» What you will do
Leave out the pictures and copy everything else in the entries exactly.

» Dataset rows
# # # #
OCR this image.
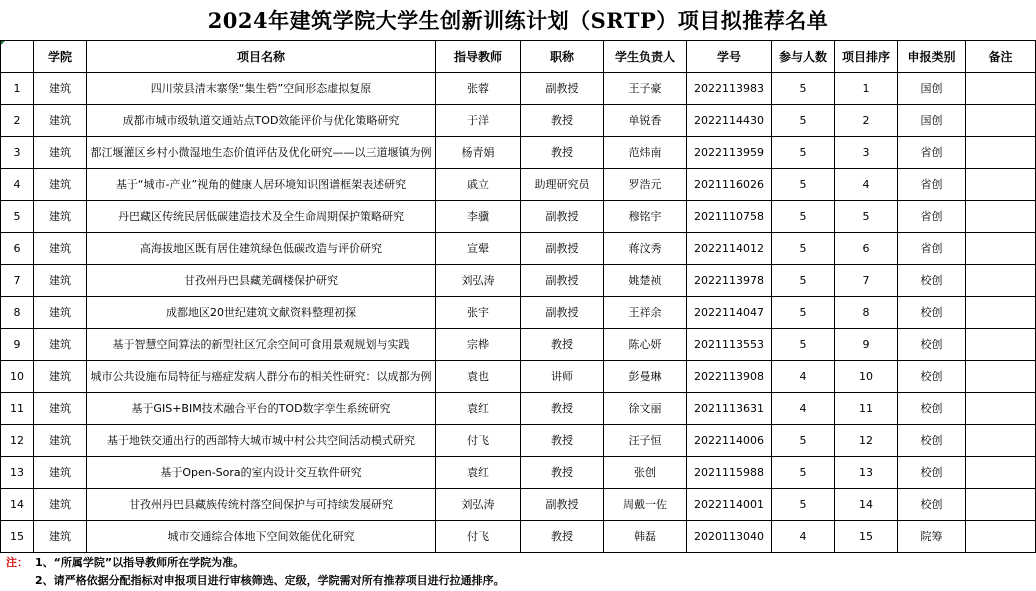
2024年建筑学院大学生创新训练计划（SRTP）项目拟推荐名单
	学院	项目名称	指导教师	职称	学生负责人	学号	参与人数	项目排序	申报类别	备注
1	建筑	四川荥县清末寨堡“集生砦”空间形态虚拟复原	张蓉	副教授	王子豪	2022113983	5	1	国创	
2	建筑	成都市城市级轨道交通站点TOD效能评价与优化策略研究	于洋	教授	单锐香	2022114430	5	2	国创	
3	建筑	都江堰灌区乡村小微湿地生态价值评估及优化研究——以三道堰镇为例	杨青娟	教授	范炜南	2022113959	5	3	省创	
4	建筑	基于“城市-产业”视角的健康人居环境知识图谱框架表述研究	戚立	助理研究员	罗浩元	2021116026	5	4	省创	
5	建筑	丹巴藏区传统民居低碳建造技术及全生命周期保护策略研究	李骥	副教授	穆铭宇	2021110758	5	5	省创	
6	建筑	高海拔地区既有居住建筑绿色低碳改造与评价研究	宣翚	副教授	蒋汶秀	2022114012	5	6	省创	
7	建筑	甘孜州丹巴县藏羌碉楼保护研究	刘弘涛	副教授	姚楚祯	2022113978	5	7	校创	
8	建筑	成都地区20世纪建筑文献资料整理初探	张宇	副教授	王祥余	2022114047	5	8	校创	
9	建筑	基于智慧空间算法的新型社区冗余空间可食用景观规划与实践	宗桦	教授	陈心妍	2021113553	5	9	校创	
10	建筑	城市公共设施布局特征与癌症发病人群分布的相关性研究：以成都为例	袁也	讲师	彭曼琳	2022113908	4	10	校创	
11	建筑	基于GIS+BIM技术融合平台的TOD数字孪生系统研究	袁红	教授	徐文丽	2021113631	4	11	校创	
12	建筑	基于地铁交通出行的西部特大城市城中村公共空间活动模式研究	付飞	教授	汪子恒	2022114006	5	12	校创	
13	建筑	基于Open-Sora的室内设计交互软件研究	袁红	教授	张创	2021115988	5	13	校创	
14	建筑	甘孜州丹巴县藏族传统村落空间保护与可持续发展研究	刘弘涛	副教授	周戴一佐	2022114001	5	14	校创	
15	建筑	城市交通综合体地下空间效能优化研究	付飞	教授	韩磊	2020113040	4	15	院筹	
注： 1、“所属学院”以指导教师所在学院为准。
2、请严格依据分配指标对申报项目进行审核筛选、定级，学院需对所有推荐项目进行拉通排序。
# # # #
» Task response
OCR this image.
2024年建筑学院大学生创新训练计划（SRTP）项目拟推荐名单
	学院	项目名称	指导教师	职称	学生负责人	学号	参与人数	项目排序	申报类别	备注
1	建筑	四川荥县清末寨堡“集生砦”空间形态虚拟复原	张蓉	副教授	王子豪	2022113983	5	1	国创	
2	建筑	成都市城市级轨道交通站点TOD效能评价与优化策略研究	于洋	教授	单锐香	2022114430	5	2	国创	
3	建筑	都江堰灌区乡村小微湿地生态价值评估及优化研究——以三道堰镇为例	杨青娟	教授	范炜南	2022113959	5	3	省创	
4	建筑	基于“城市-产业”视角的健康人居环境知识图谱框架表述研究	戚立	助理研究员	罗浩元	2021116026	5	4	省创	
5	建筑	丹巴藏区传统民居低碳建造技术及全生命周期保护策略研究	李骥	副教授	穆铭宇	2021110758	5	5	省创	
6	建筑	高海拔地区既有居住建筑绿色低碳改造与评价研究	宣翚	副教授	蒋汶秀	2022114012	5	6	省创	
7	建筑	甘孜州丹巴县藏羌碉楼保护研究	刘弘涛	副教授	姚楚祯	2022113978	5	7	校创	
8	建筑	成都地区20世纪建筑文献资料整理初探	张宇	副教授	王祥余	2022114047	5	8	校创	
9	建筑	基于智慧空间算法的新型社区冗余空间可食用景观规划与实践	宗桦	教授	陈心妍	2021113553	5	9	校创	
10	建筑	城市公共设施布局特征与癌症发病人群分布的相关性研究：以成都为例	袁也	讲师	彭曼琳	2022113908	4	10	校创	
11	建筑	基于GIS+BIM技术融合平台的TOD数字孪生系统研究	袁红	教授	徐文丽	2021113631	4	11	校创	
12	建筑	基于地铁交通出行的西部特大城市城中村公共空间活动模式研究	付飞	教授	汪子恒	2022114006	5	12	校创	
13	建筑	基于Open-Sora的室内设计交互软件研究	袁红	教授	张创	2021115988	5	13	校创	
14	建筑	甘孜州丹巴县藏族传统村落空间保护与可持续发展研究	刘弘涛	副教授	周戴一佐	2022114001	5	14	校创	
15	建筑	城市交通综合体地下空间效能优化研究	付飞	教授	韩磊	2020113040	4	15	院筹	
注： 1、“所属学院”以指导教师所在学院为准。
2、请严格依据分配指标对申报项目进行审核筛选、定级，学院需对所有推荐项目进行拉通排序。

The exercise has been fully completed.